Leave out the pictures; transcribe all else exactly.
** begin EXERCISE INPUTS **
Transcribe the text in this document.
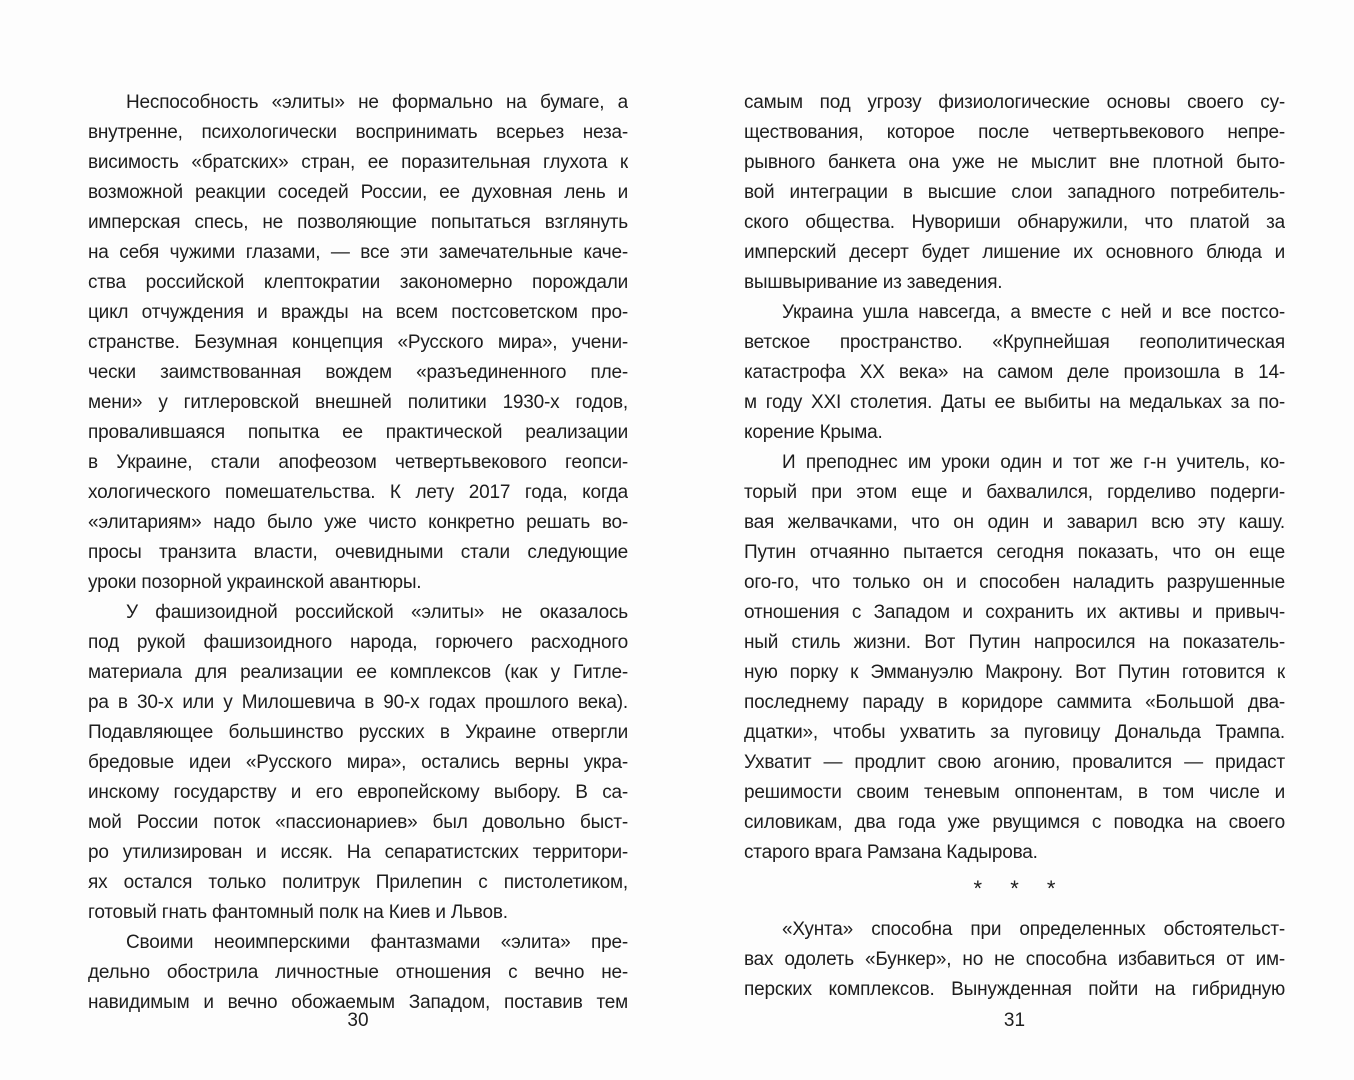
Неспособность «элиты» не формально на бумаге, а
внутренне, психологически воспринимать всерьез неза-
висимость «братских» стран, ее поразительная глухота к
возможной реакции соседей России, ее духовная лень и
имперская спесь, не позволяющие попытаться взглянуть
на себя чужими глазами, — все эти замечательные каче-
ства российской клептократии закономерно порождали
цикл отчуждения и вражды на всем постсоветском про-
странстве. Безумная концепция «Русского мира», учени-
чески заимствованная вождем «разъединенного пле-
мени» у гитлеровской внешней политики 1930-х годов,
провалившаяся попытка ее практической реализации
в Украине, стали апофеозом четвертьвекового геопси-
хологического помешательства. К лету 2017 года, когда
«элитариям» надо было уже чисто конкретно решать во-
просы транзита власти, очевидными стали следующие
уроки позорной украинской авантюры.
У фашизоидной российской «элиты» не оказалось
под рукой фашизоидного народа, горючего расходного
материала для реализации ее комплексов (как у Гитле-
ра в 30-х или у Милошевича в 90-х годах прошлого века).
Подавляющее большинство русских в Украине отвергли
бредовые идеи «Русского мира», остались верны укра-
инскому государству и его европейскому выбору. В са-
мой России поток «пассионариев» был довольно быст-
ро утилизирован и иссяк. На сепаратистских территори-
ях остался только политрук Прилепин с пистолетиком,
готовый гнать фантомный полк на Киев и Львов.
Своими неоимперскими фантазмами «элита» пре-
дельно обострила личностные отношения с вечно не-
навидимым и вечно обожаемым Западом, поставив тем
30
самым под угрозу физиологические основы своего су-
ществования, которое после четвертьвекового непре-
рывного банкета она уже не мыслит вне плотной быто-
вой интеграции в высшие слои западного потребитель-
ского общества. Нувориши обнаружили, что платой за
имперский десерт будет лишение их основного блюда и
вышвыривание из заведения.
Украина ушла навсегда, а вместе с ней и все постсо-
ветское пространство. «Крупнейшая геополитическая
катастрофа XX века» на самом деле произошла в 14-
м году XXI столетия. Даты ее выбиты на медальках за по-
корение Крыма.
И преподнес им уроки один и тот же г-н учитель, ко-
торый при этом еще и бахвалился, горделиво подерги-
вая желвачками, что он один и заварил всю эту кашу.
Путин отчаянно пытается сегодня показать, что он еще
ого-го, что только он и способен наладить разрушенные
отношения с Западом и сохранить их активы и привыч-
ный стиль жизни. Вот Путин напросился на показатель-
ную порку к Эммануэлю Макрону. Вот Путин готовится к
последнему параду в коридоре саммита «Большой два-
дцатки», чтобы ухватить за пуговицу Дональда Трампа.
Ухватит — продлит свою агонию, провалится — придаст
решимости своим теневым оппонентам, в том числе и
силовикам, два года уже рвущимся с поводка на своего
старого врага Рамзана Кадырова.
* * *
«Хунта» способна при определенных обстоятельст-
вах одолеть «Бункер», но не способна избавиться от им-
перских комплексов. Вынужденная пойти на гибридную
31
** end EXERCISE INPUTS **
**SOLUTION FOR THIS EXERCISE**
Transcribe the text in this document.
Неспособность «элиты» не формально на бумаге, а
внутренне, психологически воспринимать всерьез неза-
висимость «братских» стран, ее поразительная глухота к
возможной реакции соседей России, ее духовная лень и
имперская спесь, не позволяющие попытаться взглянуть
на себя чужими глазами, — все эти замечательные каче-
ства российской клептократии закономерно порождали
цикл отчуждения и вражды на всем постсоветском про-
странстве. Безумная концепция «Русского мира», учени-
чески заимствованная вождем «разъединенного пле-
мени» у гитлеровской внешней политики 1930-х годов,
провалившаяся попытка ее практической реализации
в Украине, стали апофеозом четвертьвекового геопси-
хологического помешательства. К лету 2017 года, когда
«элитариям» надо было уже чисто конкретно решать во-
просы транзита власти, очевидными стали следующие
уроки позорной украинской авантюры.
У фашизоидной российской «элиты» не оказалось
под рукой фашизоидного народа, горючего расходного
материала для реализации ее комплексов (как у Гитле-
ра в 30-х или у Милошевича в 90-х годах прошлого века).
Подавляющее большинство русских в Украине отвергли
бредовые идеи «Русского мира», остались верны укра-
инскому государству и его европейскому выбору. В са-
мой России поток «пассионариев» был довольно быст-
ро утилизирован и иссяк. На сепаратистских территори-
ях остался только политрук Прилепин с пистолетиком,
готовый гнать фантомный полк на Киев и Львов.
Своими неоимперскими фантазмами «элита» пре-
дельно обострила личностные отношения с вечно не-
навидимым и вечно обожаемым Западом, поставив тем
30
самым под угрозу физиологические основы своего су-
ществования, которое после четвертьвекового непре-
рывного банкета она уже не мыслит вне плотной быто-
вой интеграции в высшие слои западного потребитель-
ского общества. Нувориши обнаружили, что платой за
имперский десерт будет лишение их основного блюда и
вышвыривание из заведения.
Украина ушла навсегда, а вместе с ней и все постсо-
ветское пространство. «Крупнейшая геополитическая
катастрофа XX века» на самом деле произошла в 14-
м году XXI столетия. Даты ее выбиты на медальках за по-
корение Крыма.
И преподнес им уроки один и тот же г-н учитель, ко-
торый при этом еще и бахвалился, горделиво подерги-
вая желвачками, что он один и заварил всю эту кашу.
Путин отчаянно пытается сегодня показать, что он еще
ого-го, что только он и способен наладить разрушенные
отношения с Западом и сохранить их активы и привыч-
ный стиль жизни. Вот Путин напросился на показатель-
ную порку к Эммануэлю Макрону. Вот Путин готовится к
последнему параду в коридоре саммита «Большой два-
дцатки», чтобы ухватить за пуговицу Дональда Трампа.
Ухватит — продлит свою агонию, провалится — придаст
решимости своим теневым оппонентам, в том числе и
силовикам, два года уже рвущимся с поводка на своего
старого врага Рамзана Кадырова.
* * *
«Хунта» способна при определенных обстоятельст-
вах одолеть «Бункер», но не способна избавиться от им-
перских комплексов. Вынужденная пойти на гибридную
31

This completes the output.